Below is a set of records; restate each one word for word.

── MATERIAL PROVIDED ──

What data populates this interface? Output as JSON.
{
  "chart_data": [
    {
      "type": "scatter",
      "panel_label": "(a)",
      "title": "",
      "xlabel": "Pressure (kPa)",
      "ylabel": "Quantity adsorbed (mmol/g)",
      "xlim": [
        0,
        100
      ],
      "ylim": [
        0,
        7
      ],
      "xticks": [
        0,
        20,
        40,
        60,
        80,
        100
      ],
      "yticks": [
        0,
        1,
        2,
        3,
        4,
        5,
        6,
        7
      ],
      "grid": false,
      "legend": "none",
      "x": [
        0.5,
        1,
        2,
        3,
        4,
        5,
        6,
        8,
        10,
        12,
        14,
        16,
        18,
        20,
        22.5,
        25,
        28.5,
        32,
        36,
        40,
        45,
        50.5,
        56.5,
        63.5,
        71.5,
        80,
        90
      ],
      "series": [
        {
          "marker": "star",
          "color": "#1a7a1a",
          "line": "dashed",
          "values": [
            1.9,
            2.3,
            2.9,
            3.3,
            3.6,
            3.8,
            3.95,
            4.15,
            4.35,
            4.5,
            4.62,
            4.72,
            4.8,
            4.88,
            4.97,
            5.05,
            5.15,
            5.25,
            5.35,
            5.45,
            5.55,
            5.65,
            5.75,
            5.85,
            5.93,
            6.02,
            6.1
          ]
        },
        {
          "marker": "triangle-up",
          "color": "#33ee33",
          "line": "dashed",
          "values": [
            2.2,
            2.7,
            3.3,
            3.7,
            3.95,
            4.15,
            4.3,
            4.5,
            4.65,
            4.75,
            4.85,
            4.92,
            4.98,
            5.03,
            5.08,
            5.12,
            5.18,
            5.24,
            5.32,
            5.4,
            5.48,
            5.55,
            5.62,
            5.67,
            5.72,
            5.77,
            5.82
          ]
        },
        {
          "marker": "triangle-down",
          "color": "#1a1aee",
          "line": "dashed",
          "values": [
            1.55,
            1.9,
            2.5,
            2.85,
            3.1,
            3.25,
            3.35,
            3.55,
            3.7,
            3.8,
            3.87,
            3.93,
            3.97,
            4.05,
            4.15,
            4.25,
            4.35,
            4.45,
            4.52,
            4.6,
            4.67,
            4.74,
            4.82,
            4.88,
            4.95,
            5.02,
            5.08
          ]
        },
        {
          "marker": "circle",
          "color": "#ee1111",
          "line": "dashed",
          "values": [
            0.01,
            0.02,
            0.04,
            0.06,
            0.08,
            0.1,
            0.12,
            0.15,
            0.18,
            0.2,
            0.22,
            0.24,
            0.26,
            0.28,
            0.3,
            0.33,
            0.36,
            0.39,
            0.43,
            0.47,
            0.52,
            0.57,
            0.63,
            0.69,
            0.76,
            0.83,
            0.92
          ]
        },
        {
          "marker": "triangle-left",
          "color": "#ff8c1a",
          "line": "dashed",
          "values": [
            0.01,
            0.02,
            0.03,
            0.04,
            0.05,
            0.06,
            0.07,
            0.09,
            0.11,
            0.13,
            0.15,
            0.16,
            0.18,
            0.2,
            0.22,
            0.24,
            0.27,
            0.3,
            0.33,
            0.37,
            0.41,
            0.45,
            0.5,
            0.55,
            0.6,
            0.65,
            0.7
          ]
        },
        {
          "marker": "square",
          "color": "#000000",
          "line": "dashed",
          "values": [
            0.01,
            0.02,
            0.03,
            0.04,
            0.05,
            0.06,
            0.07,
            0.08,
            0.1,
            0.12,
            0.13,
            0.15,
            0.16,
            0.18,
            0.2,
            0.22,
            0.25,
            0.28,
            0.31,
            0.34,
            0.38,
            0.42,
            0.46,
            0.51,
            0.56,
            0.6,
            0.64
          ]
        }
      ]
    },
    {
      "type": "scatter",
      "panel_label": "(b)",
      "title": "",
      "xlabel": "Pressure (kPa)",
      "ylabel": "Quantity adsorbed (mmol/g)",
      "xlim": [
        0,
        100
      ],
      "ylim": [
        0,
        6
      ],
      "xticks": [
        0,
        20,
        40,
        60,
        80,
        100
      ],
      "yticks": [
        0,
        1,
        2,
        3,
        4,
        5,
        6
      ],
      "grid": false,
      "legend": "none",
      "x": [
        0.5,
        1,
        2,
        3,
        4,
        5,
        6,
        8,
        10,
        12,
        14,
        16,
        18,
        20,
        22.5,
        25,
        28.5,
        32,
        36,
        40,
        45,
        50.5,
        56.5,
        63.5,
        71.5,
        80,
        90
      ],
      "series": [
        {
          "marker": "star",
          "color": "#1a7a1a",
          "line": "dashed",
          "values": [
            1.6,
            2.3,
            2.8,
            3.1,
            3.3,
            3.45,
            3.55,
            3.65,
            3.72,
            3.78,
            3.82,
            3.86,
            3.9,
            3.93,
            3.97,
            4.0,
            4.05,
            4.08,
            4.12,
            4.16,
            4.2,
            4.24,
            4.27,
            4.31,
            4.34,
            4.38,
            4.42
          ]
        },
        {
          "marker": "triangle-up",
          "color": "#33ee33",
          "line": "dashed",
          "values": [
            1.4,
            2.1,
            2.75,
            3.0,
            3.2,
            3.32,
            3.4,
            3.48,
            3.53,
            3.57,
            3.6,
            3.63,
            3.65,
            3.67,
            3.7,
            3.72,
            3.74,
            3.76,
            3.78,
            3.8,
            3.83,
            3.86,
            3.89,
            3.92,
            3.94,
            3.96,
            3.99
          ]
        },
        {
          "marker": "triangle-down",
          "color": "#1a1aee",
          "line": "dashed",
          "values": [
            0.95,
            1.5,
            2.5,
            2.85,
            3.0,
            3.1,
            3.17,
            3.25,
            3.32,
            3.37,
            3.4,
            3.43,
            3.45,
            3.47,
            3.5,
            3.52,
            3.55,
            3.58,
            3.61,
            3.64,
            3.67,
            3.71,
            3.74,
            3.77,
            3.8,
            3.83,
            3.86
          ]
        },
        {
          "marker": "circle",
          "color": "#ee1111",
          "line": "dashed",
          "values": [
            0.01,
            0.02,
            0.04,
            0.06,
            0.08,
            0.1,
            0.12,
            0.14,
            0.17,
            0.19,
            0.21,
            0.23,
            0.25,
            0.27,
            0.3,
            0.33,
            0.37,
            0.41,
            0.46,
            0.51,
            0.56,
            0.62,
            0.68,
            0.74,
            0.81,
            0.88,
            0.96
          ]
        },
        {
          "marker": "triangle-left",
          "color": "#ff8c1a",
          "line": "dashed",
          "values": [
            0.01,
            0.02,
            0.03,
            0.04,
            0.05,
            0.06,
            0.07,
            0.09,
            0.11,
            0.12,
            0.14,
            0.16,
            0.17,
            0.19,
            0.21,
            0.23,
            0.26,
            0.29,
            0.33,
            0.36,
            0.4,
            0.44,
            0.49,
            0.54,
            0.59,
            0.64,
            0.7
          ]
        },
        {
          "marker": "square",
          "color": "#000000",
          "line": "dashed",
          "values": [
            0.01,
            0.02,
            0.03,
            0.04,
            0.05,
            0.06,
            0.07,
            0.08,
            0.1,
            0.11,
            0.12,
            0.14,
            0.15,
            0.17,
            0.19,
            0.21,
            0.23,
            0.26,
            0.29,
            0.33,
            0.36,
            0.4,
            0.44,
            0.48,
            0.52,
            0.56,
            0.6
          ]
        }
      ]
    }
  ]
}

───

▶ [OUTPUT BELOW]
What data populates this interface? Output as JSON.
{
  "chart_data": [
    {
      "type": "scatter",
      "panel_label": "(a)",
      "title": "",
      "xlabel": "Pressure (kPa)",
      "ylabel": "Quantity adsorbed (mmol/g)",
      "xlim": [
        0,
        100
      ],
      "ylim": [
        0,
        7
      ],
      "xticks": [
        0,
        20,
        40,
        60,
        80,
        100
      ],
      "yticks": [
        0,
        1,
        2,
        3,
        4,
        5,
        6,
        7
      ],
      "grid": false,
      "legend": "none",
      "x": [
        0.5,
        1,
        2,
        3,
        4,
        5,
        6,
        8,
        10,
        12,
        14,
        16,
        18,
        20,
        22.5,
        25,
        28.5,
        32,
        36,
        40,
        45,
        50.5,
        56.5,
        63.5,
        71.5,
        80,
        90
      ],
      "series": [
        {
          "marker": "star",
          "color": "#1a7a1a",
          "line": "dashed",
          "values": [
            1.9,
            2.3,
            2.9,
            3.3,
            3.6,
            3.8,
            3.95,
            4.15,
            4.35,
            4.5,
            4.62,
            4.72,
            4.8,
            4.88,
            4.97,
            5.05,
            5.15,
            5.25,
            5.35,
            5.45,
            5.55,
            5.65,
            5.75,
            5.85,
            5.93,
            6.02,
            6.1
          ]
        },
        {
          "marker": "triangle-up",
          "color": "#33ee33",
          "line": "dashed",
          "values": [
            2.2,
            2.7,
            3.3,
            3.7,
            3.95,
            4.15,
            4.3,
            4.5,
            4.65,
            4.75,
            4.85,
            4.92,
            4.98,
            5.03,
            5.08,
            5.12,
            5.18,
            5.24,
            5.32,
            5.4,
            5.48,
            5.55,
            5.62,
            5.67,
            5.72,
            5.77,
            5.82
          ]
        },
        {
          "marker": "triangle-down",
          "color": "#1a1aee",
          "line": "dashed",
          "values": [
            1.55,
            1.9,
            2.5,
            2.85,
            3.1,
            3.25,
            3.35,
            3.55,
            3.7,
            3.8,
            3.87,
            3.93,
            3.97,
            4.05,
            4.15,
            4.25,
            4.35,
            4.45,
            4.52,
            4.6,
            4.67,
            4.74,
            4.82,
            4.88,
            4.95,
            5.02,
            5.08
          ]
        },
        {
          "marker": "circle",
          "color": "#ee1111",
          "line": "dashed",
          "values": [
            0.01,
            0.02,
            0.04,
            0.06,
            0.08,
            0.1,
            0.12,
            0.15,
            0.18,
            0.2,
            0.22,
            0.24,
            0.26,
            0.28,
            0.3,
            0.33,
            0.36,
            0.39,
            0.43,
            0.47,
            0.52,
            0.57,
            0.63,
            0.69,
            0.76,
            0.83,
            0.92
          ]
        },
        {
          "marker": "triangle-left",
          "color": "#ff8c1a",
          "line": "dashed",
          "values": [
            0.01,
            0.02,
            0.03,
            0.04,
            0.05,
            0.06,
            0.07,
            0.09,
            0.11,
            0.13,
            0.15,
            0.16,
            0.18,
            0.2,
            0.22,
            0.24,
            0.27,
            0.3,
            0.33,
            0.37,
            0.41,
            0.45,
            0.5,
            0.55,
            0.6,
            0.65,
            0.7
          ]
        },
        {
          "marker": "square",
          "color": "#000000",
          "line": "dashed",
          "values": [
            0.01,
            0.02,
            0.03,
            0.04,
            0.05,
            0.06,
            0.07,
            0.08,
            0.1,
            0.12,
            0.13,
            0.15,
            0.16,
            0.18,
            0.2,
            0.22,
            0.25,
            0.28,
            0.31,
            0.34,
            0.38,
            0.42,
            0.46,
            0.51,
            0.56,
            0.6,
            0.64
          ]
        }
      ]
    },
    {
      "type": "scatter",
      "panel_label": "(b)",
      "title": "",
      "xlabel": "Pressure (kPa)",
      "ylabel": "Quantity adsorbed (mmol/g)",
      "xlim": [
        0,
        100
      ],
      "ylim": [
        0,
        6
      ],
      "xticks": [
        0,
        20,
        40,
        60,
        80,
        100
      ],
      "yticks": [
        0,
        1,
        2,
        3,
        4,
        5,
        6
      ],
      "grid": false,
      "legend": "none",
      "x": [
        0.5,
        1,
        2,
        3,
        4,
        5,
        6,
        8,
        10,
        12,
        14,
        16,
        18,
        20,
        22.5,
        25,
        28.5,
        32,
        36,
        40,
        45,
        50.5,
        56.5,
        63.5,
        71.5,
        80,
        90
      ],
      "series": [
        {
          "marker": "star",
          "color": "#1a7a1a",
          "line": "dashed",
          "values": [
            1.6,
            2.3,
            2.8,
            3.1,
            3.3,
            3.45,
            3.55,
            3.65,
            3.72,
            3.78,
            3.82,
            3.86,
            3.9,
            3.93,
            3.97,
            4.0,
            4.05,
            4.08,
            4.12,
            4.16,
            4.2,
            4.24,
            4.27,
            4.31,
            4.34,
            4.38,
            4.42
          ]
        },
        {
          "marker": "triangle-up",
          "color": "#33ee33",
          "line": "dashed",
          "values": [
            1.4,
            2.1,
            2.75,
            3.0,
            3.2,
            3.32,
            3.4,
            3.48,
            3.53,
            3.57,
            3.6,
            3.63,
            3.65,
            3.67,
            3.7,
            3.72,
            3.74,
            3.76,
            3.78,
            3.8,
            3.83,
            3.86,
            3.89,
            3.92,
            3.94,
            3.96,
            3.99
          ]
        },
        {
          "marker": "triangle-down",
          "color": "#1a1aee",
          "line": "dashed",
          "values": [
            0.95,
            1.5,
            2.5,
            2.85,
            3.0,
            3.1,
            3.17,
            3.25,
            3.32,
            3.37,
            3.4,
            3.43,
            3.45,
            3.47,
            3.5,
            3.52,
            3.55,
            3.58,
            3.61,
            3.64,
            3.67,
            3.71,
            3.74,
            3.77,
            3.8,
            3.83,
            3.86
          ]
        },
        {
          "marker": "circle",
          "color": "#ee1111",
          "line": "dashed",
          "values": [
            0.01,
            0.02,
            0.04,
            0.06,
            0.08,
            0.1,
            0.12,
            0.14,
            0.17,
            0.19,
            0.21,
            0.23,
            0.25,
            0.27,
            0.3,
            0.33,
            0.37,
            0.41,
            0.46,
            0.51,
            0.56,
            0.62,
            0.68,
            0.74,
            0.81,
            0.88,
            0.96
          ]
        },
        {
          "marker": "triangle-left",
          "color": "#ff8c1a",
          "line": "dashed",
          "values": [
            0.01,
            0.02,
            0.03,
            0.04,
            0.05,
            0.06,
            0.07,
            0.09,
            0.11,
            0.12,
            0.14,
            0.16,
            0.17,
            0.19,
            0.21,
            0.23,
            0.26,
            0.29,
            0.33,
            0.36,
            0.4,
            0.44,
            0.49,
            0.54,
            0.59,
            0.64,
            0.7
          ]
        },
        {
          "marker": "square",
          "color": "#000000",
          "line": "dashed",
          "values": [
            0.01,
            0.02,
            0.03,
            0.04,
            0.05,
            0.06,
            0.07,
            0.08,
            0.1,
            0.11,
            0.12,
            0.14,
            0.15,
            0.17,
            0.19,
            0.21,
            0.23,
            0.26,
            0.29,
            0.33,
            0.36,
            0.4,
            0.44,
            0.48,
            0.52,
            0.56,
            0.6
          ]
        }
      ]
    }
  ]
}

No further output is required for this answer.